* Testo da leggere *
┌────────

Alejandro Escovedo & Don Antonio

live report

Alejandro Escovedo & Don Antonio Cantù / 1e35

29/04/2019 di Giovanni Sottosanti

Concerto del 29/04/2019

#Alejandro Escovedo & Don Antonio#Rock Internazionale#Rock

Il viaggio è stato lungo e faticoso. I Gringos hanno attraversato tutta l'America, da nord a sud fino alla frontiera con il Messico. Portano sulle spalle e nel cuore un carico di ricordi, passione, gioie e dolori, colori e sapori delle provincie più depresse e desolate, uniti a quelli delle città più ricche e scintillanti. Il passato abbraccia il presente in un perfetto connubio di suoni, dal Messico al Texas fino alla Romagna, come un unico passo di danza sotto braccio con la bellezza, cartoline in bianco e nero strappate dal libro dei ricordi e poste all'inizio di una storia che racconta povertà, immigrazione e lavoro duro, ma anche amicizia e rispetto.

Alejandro Escovedo e Don Antonio hanno tante vite negli occhi e una storia comune che li unisce sulle strade della musica. Un connubio perfetto, nato in maniera del tutto inaspettata e casuale, l'uno alla ricerca di una band per il nuovo disco e l'altro di un produttore. Anche nella musica, come nella vita, non sempre uno più uno è uguale a due, in questo caso uno più uno ha fatto Tombola! Due tour in tutto il mondo e un disco in comune, The Crossing, che attraverso la storia di due ragazzi, Diego e Salvo, due amici, uno messicano e l'altro calabrese, tratta il tema dell'immigrazione, perdere le proprie radici e crearne altre ancora più solide. Per far questo costruisce un ideale ponte sonoro che abbraccia le origini messicane e romagnole, affiancandole ai suoni secchi e taglienti del punk rock newyorkese e intingendole nei colori degli sconfinati orizzonti texani. Diego e Salvo per una sera sono tornati a casa, all'Una e Trentacinque Circa li attende una sala piena di cuori affamati e sogni sospesi, risate familiari e sorrisi leggeri, occhi assetati di storie e suoni da ricordare.

Don Antonio apre le porte alla Romagna delle balere e del liscio, il lungomare accecato dal sole e inondato di gente, dolci colline e balli nell'aia, ricordi in bianco e nero e un suono che ti culla come il dondolio pigro di una barca, tra riverberi di Fellini, Morricone e Ry Cooder. Alejandro Escovedo ha rubato il volto al Charles Bronson di C'era una volta il west e anche lui parla con occhi che raccontano storie di frontiera e coraggio. Le chitarre elettriche imbracciate come fucili e il riff di Anchor che apre le ostilità, il brano era contenuto in Street Songs Of Love del 2010 e si presenta con il passo tipico e deciso dell'heartland rock. Ovviamente The Crossing recita la parte del leone e Texas Is My Mother è una chiara dichiarazione d'intenti, mentre Outlaw For You picchia sugli ampli e strappa le corde delle chitarre. San Antonio Rain rallenta lungo strade sonnolente e piovose, i sapori del Texas e la pigrizia del Messico, la voce di Alejandro che scava nell'anima.

└────────

* Compito breve *
Prosegui la recensione del concerto di Alejandro Escovedo e Don Antonio, riprendendo subito dopo l'ultima frase. Per questo lavoro non occorre consultare i dati.

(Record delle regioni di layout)

┌────────

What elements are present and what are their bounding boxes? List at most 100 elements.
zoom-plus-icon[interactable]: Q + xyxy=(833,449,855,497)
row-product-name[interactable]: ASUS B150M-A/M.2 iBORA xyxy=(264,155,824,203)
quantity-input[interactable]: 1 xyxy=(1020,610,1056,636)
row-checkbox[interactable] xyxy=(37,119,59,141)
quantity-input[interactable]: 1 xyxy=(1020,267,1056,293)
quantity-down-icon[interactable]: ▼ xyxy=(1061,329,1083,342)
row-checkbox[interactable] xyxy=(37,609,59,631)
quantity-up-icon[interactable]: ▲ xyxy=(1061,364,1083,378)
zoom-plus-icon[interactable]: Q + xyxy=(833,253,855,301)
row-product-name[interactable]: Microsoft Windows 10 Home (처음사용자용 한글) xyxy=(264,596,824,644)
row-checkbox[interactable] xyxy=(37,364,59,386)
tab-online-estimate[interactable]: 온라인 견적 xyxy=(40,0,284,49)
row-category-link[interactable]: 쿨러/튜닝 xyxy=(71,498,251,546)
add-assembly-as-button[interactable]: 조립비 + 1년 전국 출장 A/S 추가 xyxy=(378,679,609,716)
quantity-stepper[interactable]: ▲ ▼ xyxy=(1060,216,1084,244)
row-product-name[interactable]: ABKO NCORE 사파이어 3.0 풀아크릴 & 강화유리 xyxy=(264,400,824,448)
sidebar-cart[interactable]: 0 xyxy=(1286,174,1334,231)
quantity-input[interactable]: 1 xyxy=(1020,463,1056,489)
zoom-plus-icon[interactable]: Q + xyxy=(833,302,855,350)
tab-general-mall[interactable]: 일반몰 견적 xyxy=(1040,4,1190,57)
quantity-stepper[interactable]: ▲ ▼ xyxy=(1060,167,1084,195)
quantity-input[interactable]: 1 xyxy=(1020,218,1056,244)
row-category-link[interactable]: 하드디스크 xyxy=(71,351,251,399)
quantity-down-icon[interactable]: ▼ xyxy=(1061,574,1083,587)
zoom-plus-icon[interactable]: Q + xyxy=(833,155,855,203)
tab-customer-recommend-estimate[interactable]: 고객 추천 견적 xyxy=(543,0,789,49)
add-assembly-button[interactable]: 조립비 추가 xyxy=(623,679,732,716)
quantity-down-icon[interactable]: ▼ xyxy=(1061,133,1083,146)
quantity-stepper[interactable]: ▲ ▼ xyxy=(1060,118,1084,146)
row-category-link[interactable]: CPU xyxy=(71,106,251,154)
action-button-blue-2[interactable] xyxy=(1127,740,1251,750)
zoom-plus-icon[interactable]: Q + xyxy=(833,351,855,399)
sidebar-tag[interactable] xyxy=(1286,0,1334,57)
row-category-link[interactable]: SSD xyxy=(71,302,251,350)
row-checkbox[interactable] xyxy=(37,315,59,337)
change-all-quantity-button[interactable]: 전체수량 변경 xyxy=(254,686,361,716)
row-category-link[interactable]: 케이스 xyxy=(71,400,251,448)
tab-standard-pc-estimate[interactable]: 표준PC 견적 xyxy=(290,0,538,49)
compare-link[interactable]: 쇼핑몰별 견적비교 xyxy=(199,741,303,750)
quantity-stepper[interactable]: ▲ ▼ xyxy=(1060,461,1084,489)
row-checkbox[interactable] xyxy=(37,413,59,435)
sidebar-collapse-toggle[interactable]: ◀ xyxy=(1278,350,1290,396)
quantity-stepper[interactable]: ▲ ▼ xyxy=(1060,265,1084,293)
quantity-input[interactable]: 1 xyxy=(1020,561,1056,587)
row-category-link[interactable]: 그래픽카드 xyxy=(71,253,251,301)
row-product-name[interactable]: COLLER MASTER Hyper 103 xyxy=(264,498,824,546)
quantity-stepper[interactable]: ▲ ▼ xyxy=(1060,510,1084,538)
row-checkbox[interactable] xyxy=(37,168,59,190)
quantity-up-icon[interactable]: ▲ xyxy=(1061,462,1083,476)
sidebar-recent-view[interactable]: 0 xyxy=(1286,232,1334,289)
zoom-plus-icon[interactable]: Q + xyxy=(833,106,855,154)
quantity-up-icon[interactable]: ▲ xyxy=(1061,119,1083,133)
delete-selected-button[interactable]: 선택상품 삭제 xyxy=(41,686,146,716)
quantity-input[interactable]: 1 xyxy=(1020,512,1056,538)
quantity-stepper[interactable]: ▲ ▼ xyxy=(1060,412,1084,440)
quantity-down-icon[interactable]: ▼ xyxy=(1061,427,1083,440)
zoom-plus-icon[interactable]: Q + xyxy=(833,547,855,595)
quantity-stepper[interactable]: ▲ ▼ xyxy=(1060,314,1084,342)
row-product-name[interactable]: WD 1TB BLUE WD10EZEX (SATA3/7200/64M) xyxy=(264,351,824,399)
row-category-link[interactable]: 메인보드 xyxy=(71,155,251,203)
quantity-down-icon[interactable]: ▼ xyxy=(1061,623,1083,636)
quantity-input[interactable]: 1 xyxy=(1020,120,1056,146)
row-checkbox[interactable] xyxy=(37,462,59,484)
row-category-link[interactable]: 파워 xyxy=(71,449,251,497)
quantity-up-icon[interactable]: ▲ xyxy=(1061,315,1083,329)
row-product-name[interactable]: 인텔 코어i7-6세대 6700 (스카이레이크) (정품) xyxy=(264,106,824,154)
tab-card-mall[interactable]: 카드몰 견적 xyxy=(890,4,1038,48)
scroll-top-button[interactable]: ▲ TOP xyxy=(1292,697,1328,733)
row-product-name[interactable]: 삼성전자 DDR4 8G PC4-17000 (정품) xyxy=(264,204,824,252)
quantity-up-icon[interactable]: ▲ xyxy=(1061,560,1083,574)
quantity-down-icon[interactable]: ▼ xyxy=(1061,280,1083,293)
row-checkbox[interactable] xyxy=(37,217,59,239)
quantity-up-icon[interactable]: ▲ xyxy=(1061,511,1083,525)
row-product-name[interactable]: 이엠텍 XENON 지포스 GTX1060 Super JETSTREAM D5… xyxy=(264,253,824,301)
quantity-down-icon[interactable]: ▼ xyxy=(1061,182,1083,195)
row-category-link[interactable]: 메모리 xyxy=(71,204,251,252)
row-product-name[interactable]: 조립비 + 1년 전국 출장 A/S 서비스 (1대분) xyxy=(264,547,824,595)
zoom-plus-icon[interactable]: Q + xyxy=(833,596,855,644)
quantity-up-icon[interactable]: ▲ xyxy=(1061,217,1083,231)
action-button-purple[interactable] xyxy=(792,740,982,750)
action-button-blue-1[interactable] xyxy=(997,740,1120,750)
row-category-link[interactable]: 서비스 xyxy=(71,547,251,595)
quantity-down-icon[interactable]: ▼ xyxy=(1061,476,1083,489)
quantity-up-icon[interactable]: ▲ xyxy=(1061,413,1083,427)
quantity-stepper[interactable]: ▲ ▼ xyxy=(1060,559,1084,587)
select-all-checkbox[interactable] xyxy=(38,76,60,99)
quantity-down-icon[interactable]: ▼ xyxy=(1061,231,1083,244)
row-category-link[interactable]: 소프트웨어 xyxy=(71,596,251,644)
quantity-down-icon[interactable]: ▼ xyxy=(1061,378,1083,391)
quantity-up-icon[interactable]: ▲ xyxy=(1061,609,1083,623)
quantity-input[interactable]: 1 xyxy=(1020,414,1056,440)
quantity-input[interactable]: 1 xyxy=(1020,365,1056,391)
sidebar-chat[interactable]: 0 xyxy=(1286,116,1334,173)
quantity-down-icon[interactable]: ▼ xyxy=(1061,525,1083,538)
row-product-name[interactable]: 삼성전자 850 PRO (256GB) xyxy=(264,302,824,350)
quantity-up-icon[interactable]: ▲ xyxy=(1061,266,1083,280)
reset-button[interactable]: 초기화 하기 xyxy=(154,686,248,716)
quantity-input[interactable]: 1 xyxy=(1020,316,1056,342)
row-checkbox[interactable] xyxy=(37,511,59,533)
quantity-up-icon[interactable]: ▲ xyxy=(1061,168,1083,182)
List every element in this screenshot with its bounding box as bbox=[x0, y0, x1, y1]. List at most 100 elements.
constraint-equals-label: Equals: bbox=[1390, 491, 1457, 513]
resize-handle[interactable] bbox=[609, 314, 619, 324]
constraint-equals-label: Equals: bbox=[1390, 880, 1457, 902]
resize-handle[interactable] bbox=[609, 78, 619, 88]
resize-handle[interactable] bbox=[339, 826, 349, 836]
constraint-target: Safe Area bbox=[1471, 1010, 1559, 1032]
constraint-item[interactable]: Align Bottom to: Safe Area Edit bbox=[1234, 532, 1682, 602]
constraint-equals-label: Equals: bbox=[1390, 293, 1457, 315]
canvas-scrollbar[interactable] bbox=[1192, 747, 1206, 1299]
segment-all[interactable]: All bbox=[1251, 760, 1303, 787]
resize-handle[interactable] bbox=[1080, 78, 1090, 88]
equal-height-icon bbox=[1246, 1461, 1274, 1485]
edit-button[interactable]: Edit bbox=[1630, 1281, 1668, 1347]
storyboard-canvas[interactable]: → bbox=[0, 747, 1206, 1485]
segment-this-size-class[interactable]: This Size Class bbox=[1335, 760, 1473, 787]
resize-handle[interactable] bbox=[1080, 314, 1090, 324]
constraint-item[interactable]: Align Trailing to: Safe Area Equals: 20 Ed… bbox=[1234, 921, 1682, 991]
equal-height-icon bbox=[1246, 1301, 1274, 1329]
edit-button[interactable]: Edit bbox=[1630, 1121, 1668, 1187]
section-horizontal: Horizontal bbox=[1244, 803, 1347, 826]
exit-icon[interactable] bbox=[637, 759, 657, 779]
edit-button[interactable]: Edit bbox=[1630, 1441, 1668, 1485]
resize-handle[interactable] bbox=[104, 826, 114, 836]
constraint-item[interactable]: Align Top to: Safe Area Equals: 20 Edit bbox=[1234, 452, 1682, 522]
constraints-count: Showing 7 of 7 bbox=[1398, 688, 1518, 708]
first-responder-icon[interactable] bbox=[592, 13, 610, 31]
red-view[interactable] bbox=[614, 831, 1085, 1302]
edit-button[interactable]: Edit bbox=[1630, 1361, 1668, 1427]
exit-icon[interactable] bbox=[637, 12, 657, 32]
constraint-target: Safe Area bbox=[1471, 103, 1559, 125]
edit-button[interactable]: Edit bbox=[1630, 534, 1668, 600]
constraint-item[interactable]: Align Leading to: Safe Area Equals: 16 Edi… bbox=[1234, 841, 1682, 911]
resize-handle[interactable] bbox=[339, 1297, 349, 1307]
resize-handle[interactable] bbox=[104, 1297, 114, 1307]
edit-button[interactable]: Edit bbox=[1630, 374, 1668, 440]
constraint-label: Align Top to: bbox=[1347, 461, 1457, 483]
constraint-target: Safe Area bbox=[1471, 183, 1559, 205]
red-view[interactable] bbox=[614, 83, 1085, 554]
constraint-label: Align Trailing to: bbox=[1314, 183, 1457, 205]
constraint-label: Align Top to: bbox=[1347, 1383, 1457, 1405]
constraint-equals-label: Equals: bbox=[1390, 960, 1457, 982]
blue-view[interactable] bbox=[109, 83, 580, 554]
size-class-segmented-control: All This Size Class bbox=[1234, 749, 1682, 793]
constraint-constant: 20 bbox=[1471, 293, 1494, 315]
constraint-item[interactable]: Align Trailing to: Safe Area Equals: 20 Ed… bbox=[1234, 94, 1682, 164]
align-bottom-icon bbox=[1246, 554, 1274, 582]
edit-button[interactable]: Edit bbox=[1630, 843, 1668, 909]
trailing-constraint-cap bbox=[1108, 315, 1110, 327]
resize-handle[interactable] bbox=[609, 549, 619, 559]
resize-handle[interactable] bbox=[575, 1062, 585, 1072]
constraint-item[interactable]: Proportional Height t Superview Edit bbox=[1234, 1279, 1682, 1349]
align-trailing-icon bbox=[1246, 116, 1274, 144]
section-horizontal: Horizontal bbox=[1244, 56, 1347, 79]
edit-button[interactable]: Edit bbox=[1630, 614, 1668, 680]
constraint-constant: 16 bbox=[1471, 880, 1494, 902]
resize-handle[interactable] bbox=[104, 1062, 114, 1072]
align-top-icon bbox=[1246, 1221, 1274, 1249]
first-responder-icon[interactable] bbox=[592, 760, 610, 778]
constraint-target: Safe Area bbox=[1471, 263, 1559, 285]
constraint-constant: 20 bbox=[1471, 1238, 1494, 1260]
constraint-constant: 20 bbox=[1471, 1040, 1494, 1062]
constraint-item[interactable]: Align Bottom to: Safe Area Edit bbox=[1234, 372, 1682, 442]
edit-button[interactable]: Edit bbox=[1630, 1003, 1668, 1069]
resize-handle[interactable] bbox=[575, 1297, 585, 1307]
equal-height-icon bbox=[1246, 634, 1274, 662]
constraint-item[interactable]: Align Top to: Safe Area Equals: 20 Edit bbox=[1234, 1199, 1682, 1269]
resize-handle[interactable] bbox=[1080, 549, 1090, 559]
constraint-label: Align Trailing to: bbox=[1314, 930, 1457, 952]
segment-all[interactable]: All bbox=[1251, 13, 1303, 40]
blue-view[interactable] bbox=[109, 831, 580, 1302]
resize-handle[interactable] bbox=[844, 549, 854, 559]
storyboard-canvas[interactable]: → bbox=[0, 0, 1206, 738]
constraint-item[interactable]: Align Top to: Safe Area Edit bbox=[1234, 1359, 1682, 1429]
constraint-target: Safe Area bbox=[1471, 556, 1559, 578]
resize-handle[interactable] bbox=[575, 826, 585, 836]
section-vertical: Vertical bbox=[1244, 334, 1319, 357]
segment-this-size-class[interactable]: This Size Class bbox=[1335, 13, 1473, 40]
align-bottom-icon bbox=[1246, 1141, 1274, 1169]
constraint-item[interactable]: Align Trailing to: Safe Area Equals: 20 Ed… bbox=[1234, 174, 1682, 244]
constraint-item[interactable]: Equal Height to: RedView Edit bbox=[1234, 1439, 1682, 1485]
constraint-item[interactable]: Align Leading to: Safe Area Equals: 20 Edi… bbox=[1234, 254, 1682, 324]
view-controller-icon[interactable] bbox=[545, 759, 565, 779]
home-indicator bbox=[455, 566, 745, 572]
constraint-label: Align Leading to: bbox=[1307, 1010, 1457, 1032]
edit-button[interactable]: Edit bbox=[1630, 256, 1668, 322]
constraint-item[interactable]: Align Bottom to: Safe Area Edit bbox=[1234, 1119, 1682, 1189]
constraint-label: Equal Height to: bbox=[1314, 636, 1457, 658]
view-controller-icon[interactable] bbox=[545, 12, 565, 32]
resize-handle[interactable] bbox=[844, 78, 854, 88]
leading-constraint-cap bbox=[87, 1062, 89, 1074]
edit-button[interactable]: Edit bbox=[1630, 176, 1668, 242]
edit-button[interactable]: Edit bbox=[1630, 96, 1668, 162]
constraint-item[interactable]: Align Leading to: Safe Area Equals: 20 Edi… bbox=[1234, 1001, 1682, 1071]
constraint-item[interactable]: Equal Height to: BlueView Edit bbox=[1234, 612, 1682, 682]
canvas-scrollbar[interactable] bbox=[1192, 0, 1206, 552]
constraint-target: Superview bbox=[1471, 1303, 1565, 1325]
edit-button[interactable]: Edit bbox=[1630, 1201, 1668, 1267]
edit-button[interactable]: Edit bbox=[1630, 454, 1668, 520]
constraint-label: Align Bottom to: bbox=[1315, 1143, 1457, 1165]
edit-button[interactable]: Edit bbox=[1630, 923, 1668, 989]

└────────

* Risultato dell'esercizio *
Con Waiting For Me e Something Blue riparte il viaggio dei due migranti, chitarre al vento e i colori di un tramonto texano. Teenage Luggage ci porta negli scantinati in cui nasce il punk sporco e rabbioso, preludio alla trascinante e travolgente esplosione rock di Castanets. Un pezzo totale, che Alejandro incluse in A Man Under The Influence e in cui abbraccia in un colpo solo i Rolling Stones, Lou Reed, David Johansen, Johnny Thunders e Joe Strummer. La band gira come fosse un corpo unico, ogni elemento al suo posto, un insieme organico e perfettamente armonizzato, Antonio Gramentieri ricama assoli con l'elettrica, puntuale e preciso, Denis Valentini pompa di basso, Francesco Valtieri cattura la scena con un sassofono assassino e Matteo Monti spazzola e randella la sua batteria senza pietà.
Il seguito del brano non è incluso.